::: DATA TO PROCESS

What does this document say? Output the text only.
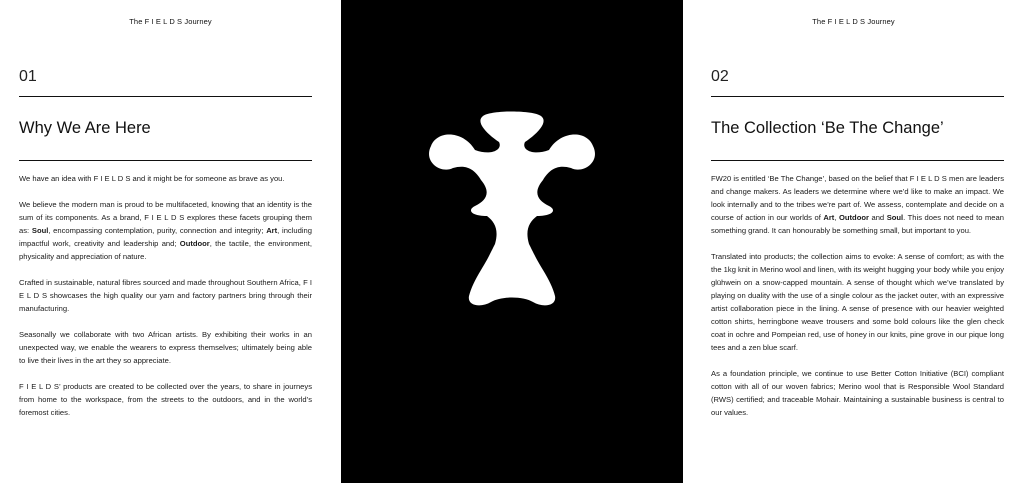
The F I E L D S Journey
01
Why We Are Here

We have an idea with F I E L D S and it might be for someone as brave as you.

We believe the modern man is proud to be multifaceted, knowing that an identity is the sum of its components. As a brand, F I E L D S explores these facets grouping them as: Soul, encompassing contemplation, purity, connection and integrity; Art, including impactful work, creativity and leadership and; Outdoor, the tactile, the environment, physicality and appreciation of nature.

Crafted in sustainable, natural fibres sourced and made throughout Southern Africa, F I E L D S showcases the high quality our yarn and factory partners bring through their manufacturing.

Seasonally we collaborate with two African artists. By exhibiting their works in an unexpected way, we enable the wearers to express themselves; ultimately being able to live their lives in the art they so appreciate.

F I E L D S’ products are created to be collected over the years, to share in journeys from home to the workspace, from the streets to the outdoors, and in the world’s foremost cities.

The F I E L D S Journey
02
The Collection ‘Be The Change’

FW20 is entitled ‘Be The Change’, based on the belief that F I E L D S men are leaders and change makers. As leaders we determine where we’d like to make an impact. We look internally and to the tribes we’re part of. We assess, contemplate and decide on a course of action in our worlds of Art, Outdoor and Soul. This does not need to mean something grand. It can honourably be something small, but important to you.

Translated into products; the collection aims to evoke: A sense of comfort; as with the the 1kg knit in Merino wool and linen, with its weight hugging your body while you enjoy glühwein on a snow-capped mountain. A sense of thought which we’ve translated by playing on duality with the use of a single colour as the jacket outer, with an expressive artist collaboration piece in the lining. A sense of presence with our heavier weighted cotton shirts, herringbone weave trousers and some bold colours like the glen check coat in ochre and Pompeian red, use of honey in our knits, pine grove in our pique long tees and a zen blue scarf.

As a foundation principle, we continue to use Better Cotton Initiative (BCI) compliant cotton with all of our woven fabrics; Merino wool that is Responsible Wool Standard (RWS) certified; and traceable Mohair. Maintaining a sustainable business is central to our values.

::::::

**TASK INSTRUCTIONS**:
How many lines of the listing above include the word "their"? State the number and nothing else.

**CORRECT ANSWER**:
2